What is needed
Make a verbatim copy of the entries below; pictures stay out.

###

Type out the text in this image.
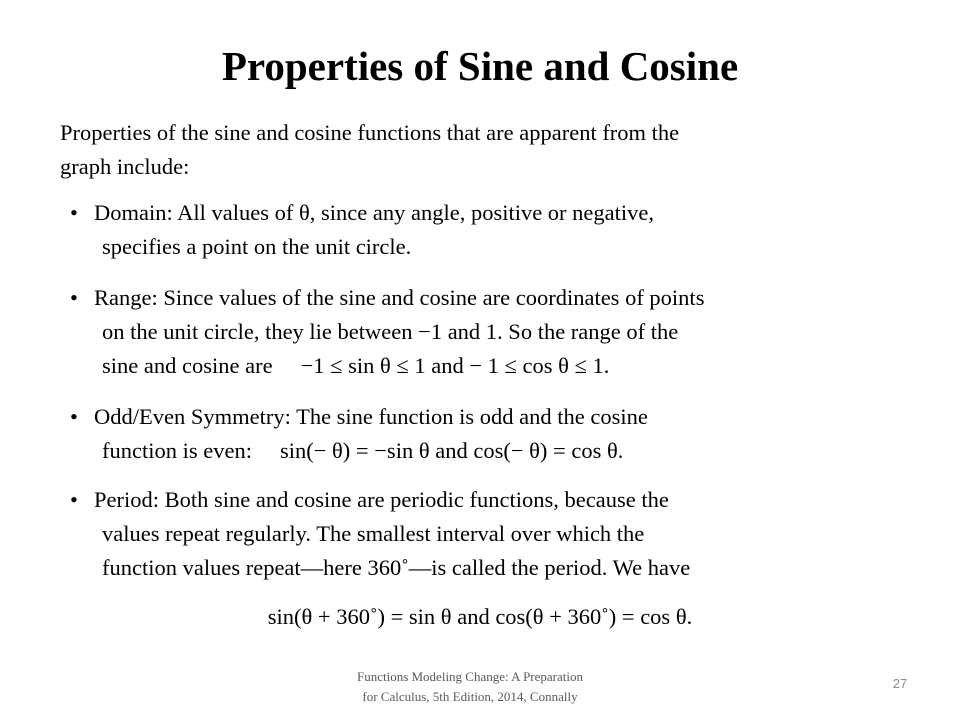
Properties of Sine and Cosine
Properties of the sine and cosine functions that are apparent from the
graph include:
• Domain: All values of θ, since any angle, positive or negative,
specifies a point on the unit circle.
• Range: Since values of the sine and cosine are coordinates of points
on the unit circle, they lie between −1 and 1. So the range of the
sine and cosine are −1 ≤ sin θ ≤ 1 and − 1 ≤ cos θ ≤ 1.
• Odd/Even Symmetry: The sine function is odd and the cosine
function is even: sin(− θ) = −sin θ and cos(− θ) = cos θ.
• Period: Both sine and cosine are periodic functions, because the
values repeat regularly. The smallest interval over which the
function values repeat—here 360˚—is called the period. We have
sin(θ + 360˚) = sin θ and cos(θ + 360˚) = cos θ.
Functions Modeling Change: A Preparation
for Calculus, 5th Edition, 2014, Connally
27
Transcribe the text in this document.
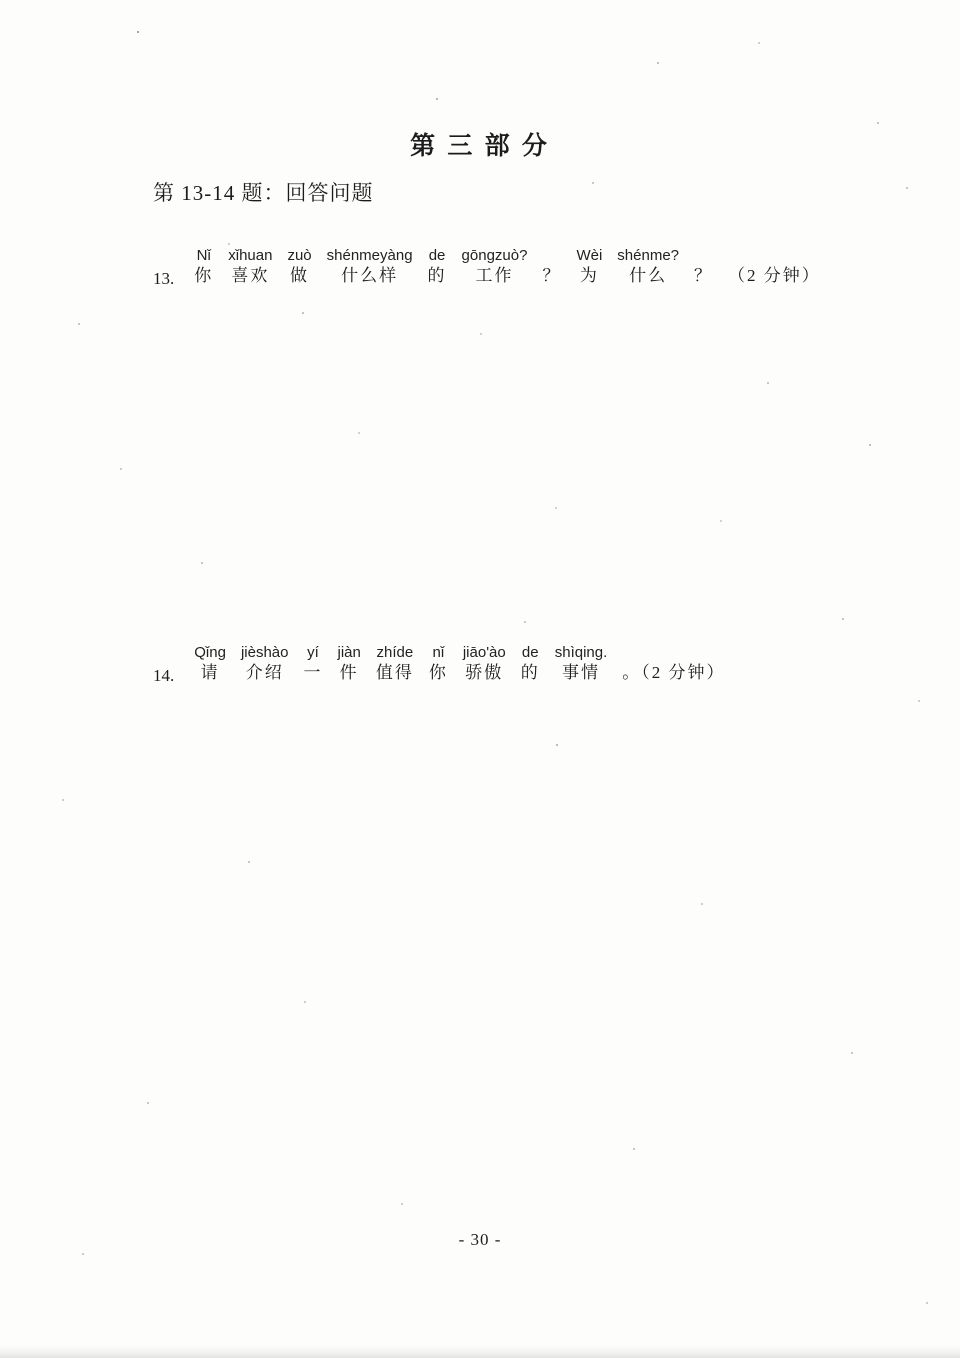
第 三 部 分
第 13-14 题：回答问题
13.
Nǐ
你
xǐhuan
喜欢
zuò
做
shénmeyàng
什么样
de
的
gōngzuò?
工作 ？
Wèi
为
shénme?
什么 ？ （2 分钟）
14.
Qǐng
请
jièshào
介绍
yí
一
jiàn
件
zhíde
值得
nǐ
你
jiāo'ào
骄傲
de
的
shìqing.
事情 。（2 分钟）
- 30 -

###

Completed task
Type out the text in this image.
Properties of Sine and Cosine
Properties of the sine and cosine functions that are apparent from the
graph include:
• Domain: All values of θ, since any angle, positive or negative,
specifies a point on the unit circle.
• Range: Since values of the sine and cosine are coordinates of points
on the unit circle, they lie between −1 and 1. So the range of the
sine and cosine are −1 ≤ sin θ ≤ 1 and − 1 ≤ cos θ ≤ 1.
• Odd/Even Symmetry: The sine function is odd and the cosine
function is even: sin(− θ) = −sin θ and cos(− θ) = cos θ.
• Period: Both sine and cosine are periodic functions, because the
values repeat regularly. The smallest interval over which the
function values repeat—here 360˚—is called the period. We have
sin(θ + 360˚) = sin θ and cos(θ + 360˚) = cos θ.
Functions Modeling Change: A Preparation
for Calculus, 5th Edition, 2014, Connally
27
Transcribe the text in this document.
第 三 部 分
第 13-14 题：回答问题
13.
Nǐ
你
xǐhuan
喜欢
zuò
做
shénmeyàng
什么样
de
的
gōngzuò?
工作 ？
Wèi
为
shénme?
什么 ？ （2 分钟）
14.
Qǐng
请
jièshào
介绍
yí
一
jiàn
件
zhíde
值得
nǐ
你
jiāo'ào
骄傲
de
的
shìqing.
事情 。（2 分钟）
- 30 -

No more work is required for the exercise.